Caso Amadeu Oliveira. José António dos Reis destrói “olimpicamente” Acórdão do Tribunal da Relação e coloca pressão sobre o STJ

Artigo crítico e apurado do antigo governante e analista político, publicado no Expresso das Ilhas de 29 de Dezembro, vai obrigar o Supremo Tribunal de Justiça a reflectir duas vezes antes de decidir sobre o recurso da defesa de Amadeu Oliveira ao acórdão do Tribunal da Relação de Barlavento que condenou o mediático advogado a sete anos de prisão por, alegadamente, cometer crime de atentado contra o Estado de Direito e na qualidade de deputado da Nação (crime de responsabilidade), tese que José António dos Reis rebate e esmaga com categoria e ciência no seu texto.

A poucos dias de o STJ decidir sobre o recurso interposto pela defesa de Amadeu Oliveira ao acórdão do Tribunal da Relação de Barlavento que condenou o advogado santantonense a sete anos de prisão por atentado contra o Estado de Direito, chega um bem sustentado  e “olímpico” artigo do ex-governante e analista político José António dos Reis a tornar rasa toda a argumentação dessa instância judicial para condenar Oliveira.

O texto, intitulado A Supremacia da Constituição e Ética da e na Justiça avalia todos os pontos do Acórdão do TRB para concluir, após exausta apuração, que “não existe base legal para imputação ao arguido do crime de responsabilidade”. José António dos Reis teve o cuidado de esmiuçar cada alínea do referido acórdão e confrontá-la, ponto a ponto, com a Constituição da República e posições doutrinárias ensinadas por académicos de reputação internacional.

O articulista abre a sua explanação apontando para a ética na decisão judicial. “A decisão judicial deve buscar a justiça. Contudo, como a noção de justo é relativa, o magistrado deve, sobretudo, adotar uma postura ética na elaboração das decisões judiciais. A ética tem o condão de penetrar na seara mais íntima do indivíduo e concitá-lo a agir correto de acordo com a consciência jurídica geral, e não a partir de suas convicções íntimas e pré-compreensões, como aventa a hermenêutica filosófica. A ética faz do magistrado um legítimo juiz, na mais lídima acepção jurídica do vocábulo”, escreve Reis, citando o professor José Ricardo Alvarez Vianna.

Ética

“E por que comecei esta reflexão assim, trazendo a ética à colação? O meu questionamento decorre de inquietações, para não dizer preocupações, ao ler o acórdão do Tribunal da Relação de Barlavento que condena o Amadeu de Oliveira a pena de 7 anos de prisão. Confesso que tinha uma grande expectativa em conhecer o conteúdo desse acórdão, conhecer a sua fundamentação teórica e doutrinária e, sobretudo, verificar a sua submissão aos ditames das normas e orientações constitucionais. Sabia que não era fácil, face às acusações de que vinha acusado o Amadeu Oliveira, o Tribunal encontrar elementos objectivos para, à luz da Constituição e da doutrina, o condenar de crime de responsabilidade”, escreve JAR.

______

§ **O QUE SE PEDE**:
[1] Segundo o texto sobre o caso Amadeu Oliveira, em que jornal e em que data foi publicado o artigo de José António dos Reis?
[2] Indique se cada afirmação está de acordo com o texto sobre o caso Amadeu Oliveira, respondendo sim ou não e citando as palavras do texto que o decidem.
(a) O Tribunal da Relação de Barlavento condenou Amadeu Oliveira a sete anos de prisão.
(b) José António dos Reis conclui que há base legal para imputar ao arguido o crime de responsabilidade.
(c) José António dos Reis cita o professor José Ricardo Alvarez Vianna.
Este material provém de outra fonte.

______

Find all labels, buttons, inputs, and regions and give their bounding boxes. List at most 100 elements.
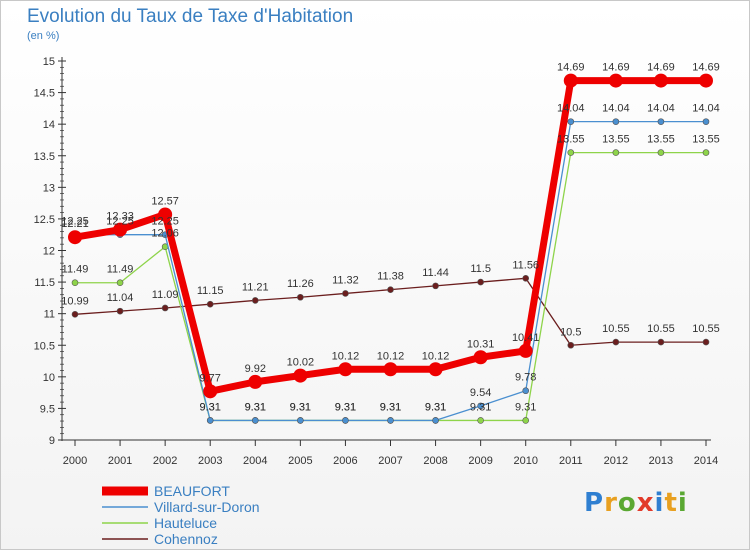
x-tick-label: 2013 [649, 455, 673, 467]
data-point-hauteluce [522, 417, 530, 424]
data-point-beaufort [248, 374, 263, 389]
data-label-villard-sur-doron: 9.31 [380, 401, 401, 413]
data-label-hauteluce: 9.31 [335, 401, 356, 413]
data-label-cohennoz: 11.26 [287, 278, 314, 290]
data-label-hauteluce: 9.31 [515, 401, 536, 413]
data-label-beaufort: 12.57 [151, 195, 179, 207]
data-point-beaufort [428, 362, 443, 377]
legend-label-villard-sur-doron: Villard-sur-Doron [154, 499, 260, 515]
data-label-villard-sur-doron: 9.31 [335, 401, 356, 413]
data-point-villard-sur-doron [387, 417, 394, 424]
data-point-beaufort [518, 343, 533, 358]
data-point-beaufort [203, 384, 218, 399]
data-point-cohennoz [612, 338, 620, 346]
data-label-hauteluce: 9.31 [470, 401, 491, 413]
data-point-villard-sur-doron [612, 118, 620, 125]
data-point-hauteluce [567, 149, 575, 156]
data-point-villard-sur-doron [251, 417, 259, 424]
y-tick-label: 10 [43, 372, 55, 384]
x-tick-label: 2007 [378, 455, 402, 467]
y-tick-label: 12 [43, 246, 55, 258]
legend-swatch-hauteluce [102, 522, 148, 524]
data-label-cohennoz: 11.04 [107, 292, 134, 304]
data-point-villard-sur-doron [432, 417, 439, 424]
data-point-beaufort [158, 207, 173, 222]
data-label-beaufort: 12.21 [61, 218, 89, 230]
data-point-cohennoz [71, 310, 79, 318]
y-tick-label: 15 [43, 56, 55, 68]
data-point-villard-sur-doron [206, 417, 214, 424]
data-point-cohennoz [206, 300, 214, 308]
y-tick-label: 9 [49, 435, 55, 447]
data-point-cohennoz [657, 338, 665, 346]
y-tick-label: 9.5 [40, 403, 55, 415]
data-point-villard-sur-doron [522, 387, 530, 395]
x-tick-label: 2011 [559, 455, 583, 467]
data-point-cohennoz [702, 338, 710, 346]
proxiti-logo: Proxiti [584, 488, 688, 518]
x-tick-label: 2006 [333, 455, 357, 467]
data-label-beaufort: 10.12 [377, 350, 405, 362]
x-tick-label: 2004 [243, 455, 267, 467]
data-point-cohennoz [387, 286, 394, 293]
data-point-cohennoz [477, 278, 484, 286]
data-point-beaufort [653, 73, 668, 88]
data-point-cohennoz [567, 341, 575, 349]
y-tick-label: 13.5 [34, 151, 55, 163]
y-tick-label: 13 [43, 182, 55, 194]
data-label-cohennoz: 10.5 [560, 326, 581, 338]
data-label-hauteluce: 13.55 [602, 134, 630, 146]
legend-label-cohennoz: Cohennoz [154, 531, 218, 547]
data-point-hauteluce [657, 149, 665, 156]
data-label-beaufort: 14.69 [647, 62, 675, 74]
data-label-villard-sur-doron: 12.25 [61, 216, 89, 228]
data-label-hauteluce: 12.06 [151, 228, 179, 240]
data-label-cohennoz: 10.99 [61, 295, 89, 307]
data-label-cohennoz: 11.09 [152, 289, 179, 301]
x-tick-label: 2008 [423, 455, 447, 467]
data-label-villard-sur-doron: 9.31 [290, 401, 311, 413]
data-label-cohennoz: 11.21 [242, 281, 269, 293]
data-point-beaufort [68, 230, 82, 245]
data-label-beaufort: 14.69 [557, 62, 585, 74]
data-point-hauteluce [477, 417, 484, 424]
data-point-beaufort [113, 222, 128, 237]
data-label-cohennoz: 11.38 [377, 271, 404, 283]
legend-swatch-cohennoz [102, 538, 148, 540]
y-tick-label: 10.5 [34, 340, 55, 352]
data-point-cohennoz [161, 304, 169, 312]
data-label-villard-sur-doron: 9.31 [245, 401, 266, 413]
x-tick-label: 2001 [108, 455, 132, 467]
data-label-beaufort: 9.77 [200, 372, 221, 384]
y-tick-label: 14 [43, 119, 55, 131]
data-label-villard-sur-doron: 14.04 [647, 103, 675, 115]
data-label-hauteluce: 9.31 [200, 401, 221, 413]
data-label-cohennoz: 11.32 [332, 274, 359, 286]
data-point-cohennoz [432, 282, 439, 290]
x-tick-label: 2000 [63, 455, 87, 467]
data-label-beaufort: 10.12 [422, 350, 450, 362]
data-point-cohennoz [522, 274, 530, 282]
data-point-beaufort [338, 362, 353, 377]
x-tick-label: 2009 [468, 455, 492, 467]
data-point-villard-sur-doron [477, 402, 484, 410]
data-label-cohennoz: 10.55 [692, 323, 720, 335]
data-label-beaufort: 14.69 [692, 62, 720, 74]
data-label-beaufort: 12.33 [106, 211, 134, 223]
data-label-beaufort: 10.31 [467, 338, 495, 350]
data-point-villard-sur-doron [657, 118, 665, 125]
data-point-hauteluce [71, 279, 79, 287]
data-label-beaufort: 14.69 [602, 62, 630, 74]
chart-subtitle: (en %) [27, 30, 60, 42]
data-point-villard-sur-doron [297, 417, 304, 424]
y-tick-label: 12.5 [34, 214, 55, 226]
data-point-villard-sur-doron [567, 118, 575, 125]
data-label-villard-sur-doron: 14.04 [692, 103, 720, 115]
data-label-hauteluce: 11.49 [62, 264, 89, 276]
y-tick-label: 11.5 [34, 277, 55, 289]
x-tick-label: 2003 [198, 455, 222, 467]
data-point-beaufort [473, 350, 488, 365]
data-label-cohennoz: 11.5 [470, 263, 491, 275]
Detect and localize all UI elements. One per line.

______

§ **RESPOSTAS DO EXERCÍCIO**:
[1] No Expresso das Ilhas, a 29 de Dezembro.

[2]
(a) Sim: "condenou o mediático advogado a sete anos de prisão".
(b) Não: "não existe base legal para imputação ao arguido do crime de responsabilidade".
(c) Sim: "escreve Reis, citando o professor José Ricardo Alvarez Vianna".